**WHAT TO DO:** Print out the material that follows word for word.

---------- RECORDS PROVIDED ----------

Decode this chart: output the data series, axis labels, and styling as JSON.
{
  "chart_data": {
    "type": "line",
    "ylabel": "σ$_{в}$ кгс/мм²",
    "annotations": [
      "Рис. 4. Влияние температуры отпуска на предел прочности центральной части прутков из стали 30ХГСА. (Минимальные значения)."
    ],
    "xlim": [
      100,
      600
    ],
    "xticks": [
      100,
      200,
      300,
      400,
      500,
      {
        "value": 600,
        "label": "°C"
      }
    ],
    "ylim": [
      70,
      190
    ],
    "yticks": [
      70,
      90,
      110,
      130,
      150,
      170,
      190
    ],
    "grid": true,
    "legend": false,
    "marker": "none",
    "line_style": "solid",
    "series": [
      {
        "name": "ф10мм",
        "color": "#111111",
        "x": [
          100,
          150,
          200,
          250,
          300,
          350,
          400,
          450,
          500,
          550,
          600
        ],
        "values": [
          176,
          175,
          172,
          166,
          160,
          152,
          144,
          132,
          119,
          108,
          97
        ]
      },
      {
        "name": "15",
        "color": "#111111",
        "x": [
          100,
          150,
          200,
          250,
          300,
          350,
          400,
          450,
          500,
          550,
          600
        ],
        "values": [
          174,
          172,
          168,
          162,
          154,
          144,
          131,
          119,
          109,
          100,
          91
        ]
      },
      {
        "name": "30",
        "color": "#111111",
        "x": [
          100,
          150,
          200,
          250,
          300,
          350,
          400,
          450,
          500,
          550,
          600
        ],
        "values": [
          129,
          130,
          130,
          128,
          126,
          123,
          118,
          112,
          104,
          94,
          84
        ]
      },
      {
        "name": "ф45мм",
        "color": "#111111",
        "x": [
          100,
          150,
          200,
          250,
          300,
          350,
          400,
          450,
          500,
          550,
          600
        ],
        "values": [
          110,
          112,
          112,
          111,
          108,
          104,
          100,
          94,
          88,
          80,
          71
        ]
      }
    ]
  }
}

----------

**RESPONSE TO THIS TASK:**
Decode this chart: output the data series, axis labels, and styling as JSON.
{
  "chart_data": {
    "type": "line",
    "ylabel": "σ$_{в}$ кгс/мм²",
    "annotations": [
      "Рис. 4. Влияние температуры отпуска на предел прочности центральной части прутков из стали 30ХГСА. (Минимальные значения)."
    ],
    "xlim": [
      100,
      600
    ],
    "xticks": [
      100,
      200,
      300,
      400,
      500,
      {
        "value": 600,
        "label": "°C"
      }
    ],
    "ylim": [
      70,
      190
    ],
    "yticks": [
      70,
      90,
      110,
      130,
      150,
      170,
      190
    ],
    "grid": true,
    "legend": false,
    "marker": "none",
    "line_style": "solid",
    "series": [
      {
        "name": "ф10мм",
        "color": "#111111",
        "x": [
          100,
          150,
          200,
          250,
          300,
          350,
          400,
          450,
          500,
          550,
          600
        ],
        "values": [
          176,
          175,
          172,
          166,
          160,
          152,
          144,
          132,
          119,
          108,
          97
        ]
      },
      {
        "name": "15",
        "color": "#111111",
        "x": [
          100,
          150,
          200,
          250,
          300,
          350,
          400,
          450,
          500,
          550,
          600
        ],
        "values": [
          174,
          172,
          168,
          162,
          154,
          144,
          131,
          119,
          109,
          100,
          91
        ]
      },
      {
        "name": "30",
        "color": "#111111",
        "x": [
          100,
          150,
          200,
          250,
          300,
          350,
          400,
          450,
          500,
          550,
          600
        ],
        "values": [
          129,
          130,
          130,
          128,
          126,
          123,
          118,
          112,
          104,
          94,
          84
        ]
      },
      {
        "name": "ф45мм",
        "color": "#111111",
        "x": [
          100,
          150,
          200,
          250,
          300,
          350,
          400,
          450,
          500,
          550,
          600
        ],
        "values": [
          110,
          112,
          112,
          111,
          108,
          104,
          100,
          94,
          88,
          80,
          71
        ]
      }
    ]
  }
}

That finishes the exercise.